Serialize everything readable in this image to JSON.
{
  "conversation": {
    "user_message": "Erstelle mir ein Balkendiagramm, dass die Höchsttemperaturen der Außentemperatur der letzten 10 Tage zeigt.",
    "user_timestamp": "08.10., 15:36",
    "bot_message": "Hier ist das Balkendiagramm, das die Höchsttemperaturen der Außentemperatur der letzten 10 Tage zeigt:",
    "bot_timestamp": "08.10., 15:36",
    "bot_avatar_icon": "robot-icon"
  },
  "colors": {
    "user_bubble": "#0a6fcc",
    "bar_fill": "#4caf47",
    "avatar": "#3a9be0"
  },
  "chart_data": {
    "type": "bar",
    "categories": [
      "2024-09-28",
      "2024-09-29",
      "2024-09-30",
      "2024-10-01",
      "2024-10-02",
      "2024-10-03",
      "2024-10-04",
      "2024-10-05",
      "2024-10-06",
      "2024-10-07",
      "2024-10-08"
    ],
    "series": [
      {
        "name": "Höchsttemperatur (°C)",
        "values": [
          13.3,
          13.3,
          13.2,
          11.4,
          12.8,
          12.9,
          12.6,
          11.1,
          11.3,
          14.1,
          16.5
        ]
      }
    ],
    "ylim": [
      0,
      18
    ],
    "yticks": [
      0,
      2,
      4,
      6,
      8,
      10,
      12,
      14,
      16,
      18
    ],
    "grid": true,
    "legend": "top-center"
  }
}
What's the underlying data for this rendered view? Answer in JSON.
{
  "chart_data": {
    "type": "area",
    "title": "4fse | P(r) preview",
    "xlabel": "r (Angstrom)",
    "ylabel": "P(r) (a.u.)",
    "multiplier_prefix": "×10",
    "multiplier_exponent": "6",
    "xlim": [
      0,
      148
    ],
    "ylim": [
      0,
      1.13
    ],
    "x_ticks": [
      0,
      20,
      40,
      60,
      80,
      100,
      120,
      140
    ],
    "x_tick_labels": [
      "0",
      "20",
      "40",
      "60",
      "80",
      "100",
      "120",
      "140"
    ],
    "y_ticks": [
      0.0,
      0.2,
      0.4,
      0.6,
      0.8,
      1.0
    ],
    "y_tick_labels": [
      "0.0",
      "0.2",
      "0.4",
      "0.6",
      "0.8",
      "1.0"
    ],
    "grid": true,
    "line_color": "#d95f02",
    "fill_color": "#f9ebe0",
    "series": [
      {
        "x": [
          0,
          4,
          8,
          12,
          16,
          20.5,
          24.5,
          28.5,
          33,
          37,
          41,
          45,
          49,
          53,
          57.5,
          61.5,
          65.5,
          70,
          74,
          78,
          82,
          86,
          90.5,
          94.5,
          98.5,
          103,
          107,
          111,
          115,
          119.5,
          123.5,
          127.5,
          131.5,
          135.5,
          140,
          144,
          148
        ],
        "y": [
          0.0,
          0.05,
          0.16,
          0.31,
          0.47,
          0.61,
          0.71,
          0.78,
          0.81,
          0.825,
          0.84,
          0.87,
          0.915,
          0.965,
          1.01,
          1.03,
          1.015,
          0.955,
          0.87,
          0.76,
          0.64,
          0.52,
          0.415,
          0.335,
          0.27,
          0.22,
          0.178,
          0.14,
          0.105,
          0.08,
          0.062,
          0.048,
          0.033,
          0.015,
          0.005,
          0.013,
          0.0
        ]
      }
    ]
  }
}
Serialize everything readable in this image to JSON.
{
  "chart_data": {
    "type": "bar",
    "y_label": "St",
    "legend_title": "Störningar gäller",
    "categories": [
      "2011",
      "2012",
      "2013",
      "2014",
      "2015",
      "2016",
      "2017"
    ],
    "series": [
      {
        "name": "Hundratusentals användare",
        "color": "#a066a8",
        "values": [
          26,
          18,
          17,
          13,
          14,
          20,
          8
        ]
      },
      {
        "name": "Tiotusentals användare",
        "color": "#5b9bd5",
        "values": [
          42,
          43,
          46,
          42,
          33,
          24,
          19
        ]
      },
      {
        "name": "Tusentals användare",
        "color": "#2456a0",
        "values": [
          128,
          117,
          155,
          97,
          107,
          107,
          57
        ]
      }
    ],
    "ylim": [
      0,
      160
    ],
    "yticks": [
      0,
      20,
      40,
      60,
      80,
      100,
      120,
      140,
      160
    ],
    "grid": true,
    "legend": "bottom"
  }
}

┄┄┄┄┄┄┄┄┄┄┄┄┄┄┄┄┄┄┄┄

### GOAL OF THE EXERCISE
Return all of the entries exactly as they were supplied.

### ANSWER TO THIS EXERCISE
Serialize everything readable in this image to JSON.
{
  "conversation": {
    "user_message": "Erstelle mir ein Balkendiagramm, dass die Höchsttemperaturen der Außentemperatur der letzten 10 Tage zeigt.",
    "user_timestamp": "08.10., 15:36",
    "bot_message": "Hier ist das Balkendiagramm, das die Höchsttemperaturen der Außentemperatur der letzten 10 Tage zeigt:",
    "bot_timestamp": "08.10., 15:36",
    "bot_avatar_icon": "robot-icon"
  },
  "colors": {
    "user_bubble": "#0a6fcc",
    "bar_fill": "#4caf47",
    "avatar": "#3a9be0"
  },
  "chart_data": {
    "type": "bar",
    "categories": [
      "2024-09-28",
      "2024-09-29",
      "2024-09-30",
      "2024-10-01",
      "2024-10-02",
      "2024-10-03",
      "2024-10-04",
      "2024-10-05",
      "2024-10-06",
      "2024-10-07",
      "2024-10-08"
    ],
    "series": [
      {
        "name": "Höchsttemperatur (°C)",
        "values": [
          13.3,
          13.3,
          13.2,
          11.4,
          12.8,
          12.9,
          12.6,
          11.1,
          11.3,
          14.1,
          16.5
        ]
      }
    ],
    "ylim": [
      0,
      18
    ],
    "yticks": [
      0,
      2,
      4,
      6,
      8,
      10,
      12,
      14,
      16,
      18
    ],
    "grid": true,
    "legend": "top-center"
  }
}
What's the underlying data for this rendered view? Answer in JSON.
{
  "chart_data": {
    "type": "area",
    "title": "4fse | P(r) preview",
    "xlabel": "r (Angstrom)",
    "ylabel": "P(r) (a.u.)",
    "multiplier_prefix": "×10",
    "multiplier_exponent": "6",
    "xlim": [
      0,
      148
    ],
    "ylim": [
      0,
      1.13
    ],
    "x_ticks": [
      0,
      20,
      40,
      60,
      80,
      100,
      120,
      140
    ],
    "x_tick_labels": [
      "0",
      "20",
      "40",
      "60",
      "80",
      "100",
      "120",
      "140"
    ],
    "y_ticks": [
      0.0,
      0.2,
      0.4,
      0.6,
      0.8,
      1.0
    ],
    "y_tick_labels": [
      "0.0",
      "0.2",
      "0.4",
      "0.6",
      "0.8",
      "1.0"
    ],
    "grid": true,
    "line_color": "#d95f02",
    "fill_color": "#f9ebe0",
    "series": [
      {
        "x": [
          0,
          4,
          8,
          12,
          16,
          20.5,
          24.5,
          28.5,
          33,
          37,
          41,
          45,
          49,
          53,
          57.5,
          61.5,
          65.5,
          70,
          74,
          78,
          82,
          86,
          90.5,
          94.5,
          98.5,
          103,
          107,
          111,
          115,
          119.5,
          123.5,
          127.5,
          131.5,
          135.5,
          140,
          144,
          148
        ],
        "y": [
          0.0,
          0.05,
          0.16,
          0.31,
          0.47,
          0.61,
          0.71,
          0.78,
          0.81,
          0.825,
          0.84,
          0.87,
          0.915,
          0.965,
          1.01,
          1.03,
          1.015,
          0.955,
          0.87,
          0.76,
          0.64,
          0.52,
          0.415,
          0.335,
          0.27,
          0.22,
          0.178,
          0.14,
          0.105,
          0.08,
          0.062,
          0.048,
          0.033,
          0.015,
          0.005,
          0.013,
          0.0
        ]
      }
    ]
  }
}
Serialize everything readable in this image to JSON.
{
  "chart_data": {
    "type": "bar",
    "y_label": "St",
    "legend_title": "Störningar gäller",
    "categories": [
      "2011",
      "2012",
      "2013",
      "2014",
      "2015",
      "2016",
      "2017"
    ],
    "series": [
      {
        "name": "Hundratusentals användare",
        "color": "#a066a8",
        "values": [
          26,
          18,
          17,
          13,
          14,
          20,
          8
        ]
      },
      {
        "name": "Tiotusentals användare",
        "color": "#5b9bd5",
        "values": [
          42,
          43,
          46,
          42,
          33,
          24,
          19
        ]
      },
      {
        "name": "Tusentals användare",
        "color": "#2456a0",
        "values": [
          128,
          117,
          155,
          97,
          107,
          107,
          57
        ]
      }
    ],
    "ylim": [
      0,
      160
    ],
    "yticks": [
      0,
      20,
      40,
      60,
      80,
      100,
      120,
      140,
      160
    ],
    "grid": true,
    "legend": "bottom"
  }
}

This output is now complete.